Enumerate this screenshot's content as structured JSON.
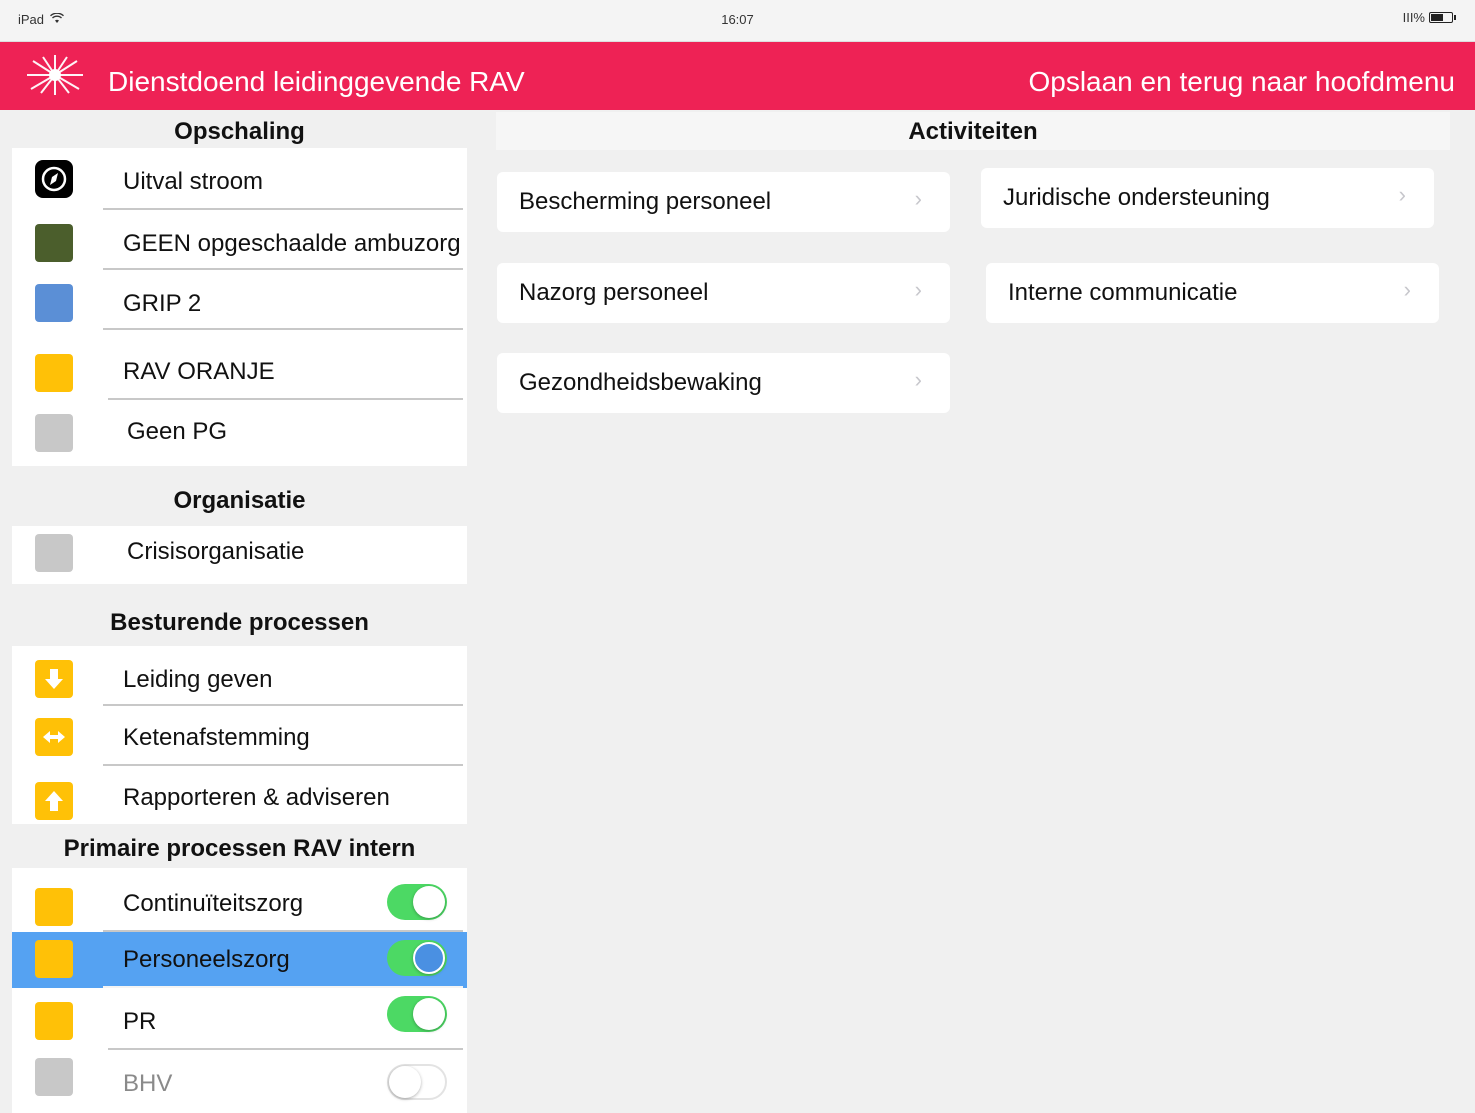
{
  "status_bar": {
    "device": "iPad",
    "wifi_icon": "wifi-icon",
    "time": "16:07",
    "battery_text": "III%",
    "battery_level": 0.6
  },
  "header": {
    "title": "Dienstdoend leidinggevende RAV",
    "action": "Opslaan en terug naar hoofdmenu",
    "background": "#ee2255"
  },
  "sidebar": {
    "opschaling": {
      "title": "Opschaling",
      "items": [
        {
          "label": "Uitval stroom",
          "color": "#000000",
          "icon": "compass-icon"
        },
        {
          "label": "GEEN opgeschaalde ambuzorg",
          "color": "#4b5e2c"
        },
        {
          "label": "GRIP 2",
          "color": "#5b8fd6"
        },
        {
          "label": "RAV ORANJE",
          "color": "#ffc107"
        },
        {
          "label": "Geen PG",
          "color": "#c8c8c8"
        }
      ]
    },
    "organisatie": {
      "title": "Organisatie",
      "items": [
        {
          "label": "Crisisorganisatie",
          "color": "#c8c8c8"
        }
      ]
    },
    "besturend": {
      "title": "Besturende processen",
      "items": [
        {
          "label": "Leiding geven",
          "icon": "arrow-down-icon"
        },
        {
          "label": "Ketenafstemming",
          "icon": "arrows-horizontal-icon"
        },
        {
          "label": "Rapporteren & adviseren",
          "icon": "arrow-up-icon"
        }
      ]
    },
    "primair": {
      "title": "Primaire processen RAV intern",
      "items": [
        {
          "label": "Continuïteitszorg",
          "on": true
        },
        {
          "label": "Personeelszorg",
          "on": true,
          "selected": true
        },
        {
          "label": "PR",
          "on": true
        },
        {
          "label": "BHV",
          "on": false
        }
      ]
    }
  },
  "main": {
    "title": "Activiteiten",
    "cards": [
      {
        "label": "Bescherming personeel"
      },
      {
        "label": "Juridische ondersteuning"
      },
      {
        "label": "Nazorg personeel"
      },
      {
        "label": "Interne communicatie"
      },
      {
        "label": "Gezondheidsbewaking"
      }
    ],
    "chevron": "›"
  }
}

....

→ SHORT PROBLEM:
Copy every single line of the material above that holds "processen".

→ REPLY TO THE EXERCISE:
      "title": "Besturende processen",
      "title": "Primaire processen RAV intern",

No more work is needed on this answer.